Exercise objective
Transcribe the entries below exactly; leave every image out.

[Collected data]
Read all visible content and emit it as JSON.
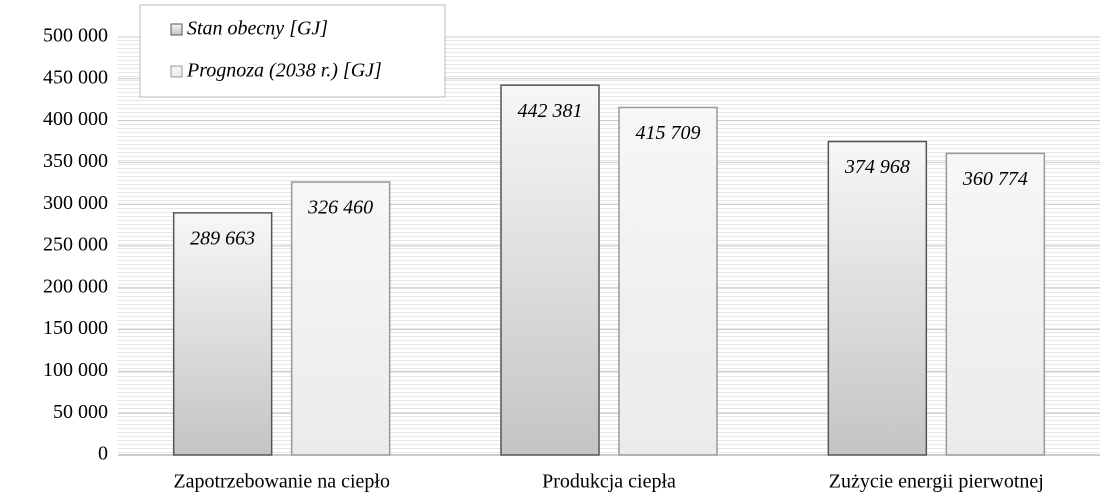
{
  "chart_data": {
    "type": "bar",
    "categories": [
      "Zapotrzebowanie na ciepło",
      "Produkcja ciepła",
      "Zużycie energii pierwotnej"
    ],
    "series": [
      {
        "name": "Stan obecny [GJ]",
        "color": "#c4c4c4",
        "values": [
          289663,
          442381,
          374968
        ],
        "value_labels": [
          "289 663",
          "442 381",
          "374 968"
        ]
      },
      {
        "name": "Prognoza (2038 r.) [GJ]",
        "color": "#ebebeb",
        "values": [
          326460,
          415709,
          360774
        ],
        "value_labels": [
          "326 460",
          "415 709",
          "360 774"
        ]
      }
    ],
    "ylim": [
      0,
      500000
    ],
    "yticks": [
      0,
      {
        "value": 50000,
        "label": "50 000"
      },
      {
        "value": 100000,
        "label": "100 000"
      },
      {
        "value": 150000,
        "label": "150 000"
      },
      {
        "value": 200000,
        "label": "200 000"
      },
      {
        "value": 250000,
        "label": "250 000"
      },
      {
        "value": 300000,
        "label": "300 000"
      },
      {
        "value": 350000,
        "label": "350 000"
      },
      {
        "value": 400000,
        "label": "400 000"
      },
      {
        "value": 450000,
        "label": "450 000"
      },
      {
        "value": 500000,
        "label": "500 000"
      }
    ],
    "grid": true
  }
}
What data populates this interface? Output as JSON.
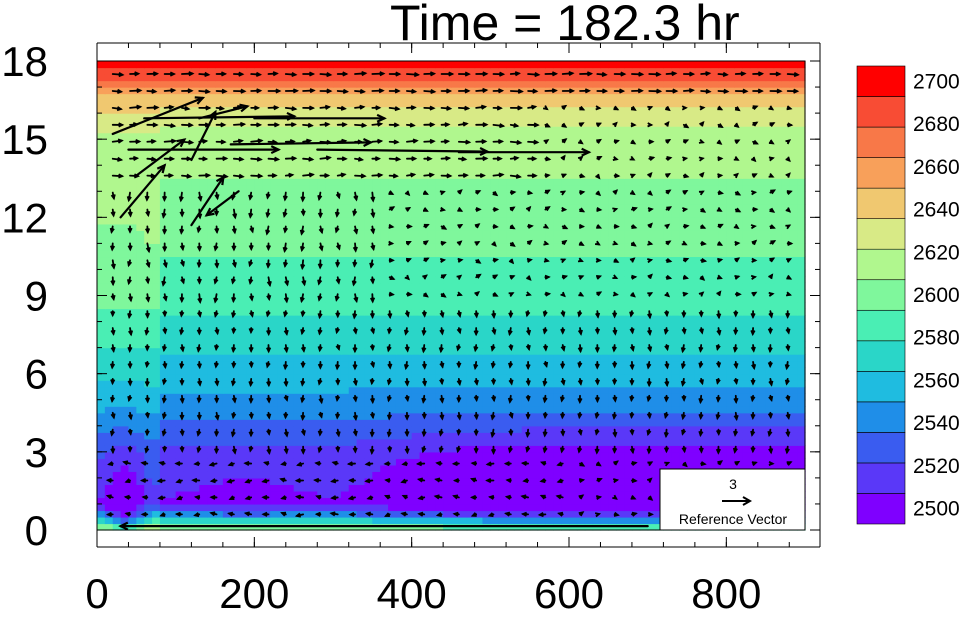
{
  "title": "Time = 182.3 hr",
  "chart_data": {
    "type": "heatmap",
    "title": "Time = 182.3 hr",
    "xlabel": "",
    "ylabel": "",
    "xlim": [
      0,
      900
    ],
    "ylim": [
      0,
      18
    ],
    "x_ticks": [
      0,
      200,
      400,
      600,
      800
    ],
    "y_ticks": [
      0,
      3,
      6,
      9,
      12,
      15,
      18
    ],
    "colorbar": {
      "levels": [
        2500,
        2520,
        2540,
        2560,
        2580,
        2600,
        2620,
        2640,
        2660,
        2680,
        2700
      ],
      "labels": [
        "2500",
        "2520",
        "2540",
        "2560",
        "2580",
        "2600",
        "2620",
        "2640",
        "2660",
        "2680",
        "2700"
      ],
      "colors": [
        "#7f00ff",
        "#5a38f8",
        "#3a5cf0",
        "#1f8ee8",
        "#1fbce0",
        "#2ad6c8",
        "#4aeeb4",
        "#7ff79c",
        "#b0f78e",
        "#d8ea86",
        "#f0c870",
        "#f8a05a",
        "#f87848",
        "#f84c34",
        "#ff0000"
      ]
    },
    "field_profile": [
      {
        "z": 0.0,
        "value": 2595
      },
      {
        "z": 1.0,
        "value": 2500
      },
      {
        "z": 3.0,
        "value": 2515
      },
      {
        "z": 5.0,
        "value": 2545
      },
      {
        "z": 7.0,
        "value": 2565
      },
      {
        "z": 9.0,
        "value": 2585
      },
      {
        "z": 12.0,
        "value": 2600
      },
      {
        "z": 15.0,
        "value": 2615
      },
      {
        "z": 16.5,
        "value": 2640
      },
      {
        "z": 17.3,
        "value": 2680
      },
      {
        "z": 18.0,
        "value": 2705
      }
    ],
    "vectors": {
      "reference_magnitude": 3,
      "reference_label": "Reference Vector",
      "reference_value_text": "3",
      "strong_jets": [
        {
          "x": 40,
          "z": 14.6,
          "u": 30,
          "v": 0.0
        },
        {
          "x": 60,
          "z": 15.8,
          "u": 30,
          "v": 0.1
        },
        {
          "x": 170,
          "z": 14.8,
          "u": 28,
          "v": 0.1
        },
        {
          "x": 200,
          "z": 15.8,
          "u": 26,
          "v": 0.0
        },
        {
          "x": 20,
          "z": 15.2,
          "u": 18,
          "v": 1.8
        },
        {
          "x": 280,
          "z": 14.6,
          "u": 34,
          "v": -0.1
        },
        {
          "x": 460,
          "z": 14.5,
          "u": 26,
          "v": 0.0
        }
      ],
      "surface_flow": {
        "x_start": 700,
        "x_end": 30,
        "z": 0.15
      }
    },
    "inset_label": "Reference Vector"
  }
}
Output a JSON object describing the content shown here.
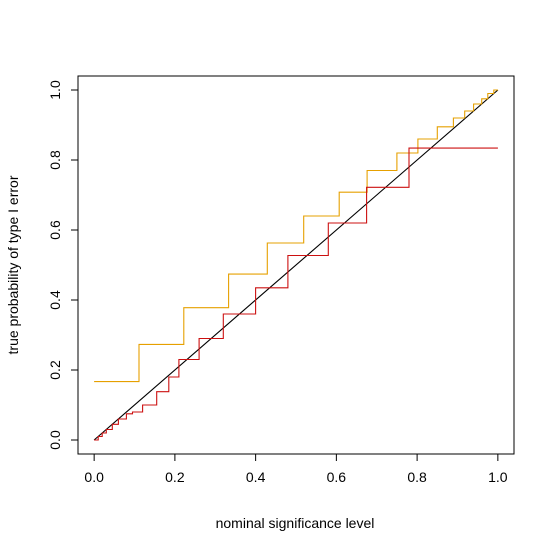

Exercise response
Read all visible content and emit it as JSON.
{
  "chart_data": {
    "type": "bar",
    "categories": [
      "Zapotrzebowanie na ciepło",
      "Produkcja ciepła",
      "Zużycie energii pierwotnej"
    ],
    "series": [
      {
        "name": "Stan obecny [GJ]",
        "color": "#c4c4c4",
        "values": [
          289663,
          442381,
          374968
        ],
        "value_labels": [
          "289 663",
          "442 381",
          "374 968"
        ]
      },
      {
        "name": "Prognoza (2038 r.) [GJ]",
        "color": "#ebebeb",
        "values": [
          326460,
          415709,
          360774
        ],
        "value_labels": [
          "326 460",
          "415 709",
          "360 774"
        ]
      }
    ],
    "ylim": [
      0,
      500000
    ],
    "yticks": [
      0,
      {
        "value": 50000,
        "label": "50 000"
      },
      {
        "value": 100000,
        "label": "100 000"
      },
      {
        "value": 150000,
        "label": "150 000"
      },
      {
        "value": 200000,
        "label": "200 000"
      },
      {
        "value": 250000,
        "label": "250 000"
      },
      {
        "value": 300000,
        "label": "300 000"
      },
      {
        "value": 350000,
        "label": "350 000"
      },
      {
        "value": 400000,
        "label": "400 000"
      },
      {
        "value": 450000,
        "label": "450 000"
      },
      {
        "value": 500000,
        "label": "500 000"
      }
    ],
    "grid": true
  }
}
What data populates this interface? Output as JSON.
{
  "title": "Time = 182.3 hr",
  "chart_data": {
    "type": "heatmap",
    "title": "Time = 182.3 hr",
    "xlabel": "",
    "ylabel": "",
    "xlim": [
      0,
      900
    ],
    "ylim": [
      0,
      18
    ],
    "x_ticks": [
      0,
      200,
      400,
      600,
      800
    ],
    "y_ticks": [
      0,
      3,
      6,
      9,
      12,
      15,
      18
    ],
    "colorbar": {
      "levels": [
        2500,
        2520,
        2540,
        2560,
        2580,
        2600,
        2620,
        2640,
        2660,
        2680,
        2700
      ],
      "labels": [
        "2500",
        "2520",
        "2540",
        "2560",
        "2580",
        "2600",
        "2620",
        "2640",
        "2660",
        "2680",
        "2700"
      ],
      "colors": [
        "#7f00ff",
        "#5a38f8",
        "#3a5cf0",
        "#1f8ee8",
        "#1fbce0",
        "#2ad6c8",
        "#4aeeb4",
        "#7ff79c",
        "#b0f78e",
        "#d8ea86",
        "#f0c870",
        "#f8a05a",
        "#f87848",
        "#f84c34",
        "#ff0000"
      ]
    },
    "field_profile": [
      {
        "z": 0.0,
        "value": 2595
      },
      {
        "z": 1.0,
        "value": 2500
      },
      {
        "z": 3.0,
        "value": 2515
      },
      {
        "z": 5.0,
        "value": 2545
      },
      {
        "z": 7.0,
        "value": 2565
      },
      {
        "z": 9.0,
        "value": 2585
      },
      {
        "z": 12.0,
        "value": 2600
      },
      {
        "z": 15.0,
        "value": 2615
      },
      {
        "z": 16.5,
        "value": 2640
      },
      {
        "z": 17.3,
        "value": 2680
      },
      {
        "z": 18.0,
        "value": 2705
      }
    ],
    "vectors": {
      "reference_magnitude": 3,
      "reference_label": "Reference Vector",
      "reference_value_text": "3",
      "strong_jets": [
        {
          "x": 40,
          "z": 14.6,
          "u": 30,
          "v": 0.0
        },
        {
          "x": 60,
          "z": 15.8,
          "u": 30,
          "v": 0.1
        },
        {
          "x": 170,
          "z": 14.8,
          "u": 28,
          "v": 0.1
        },
        {
          "x": 200,
          "z": 15.8,
          "u": 26,
          "v": 0.0
        },
        {
          "x": 20,
          "z": 15.2,
          "u": 18,
          "v": 1.8
        },
        {
          "x": 280,
          "z": 14.6,
          "u": 34,
          "v": -0.1
        },
        {
          "x": 460,
          "z": 14.5,
          "u": 26,
          "v": 0.0
        }
      ],
      "surface_flow": {
        "x_start": 700,
        "x_end": 30,
        "z": 0.15
      }
    },
    "inset_label": "Reference Vector"
  }
}
Output a JSON object describing the content shown here.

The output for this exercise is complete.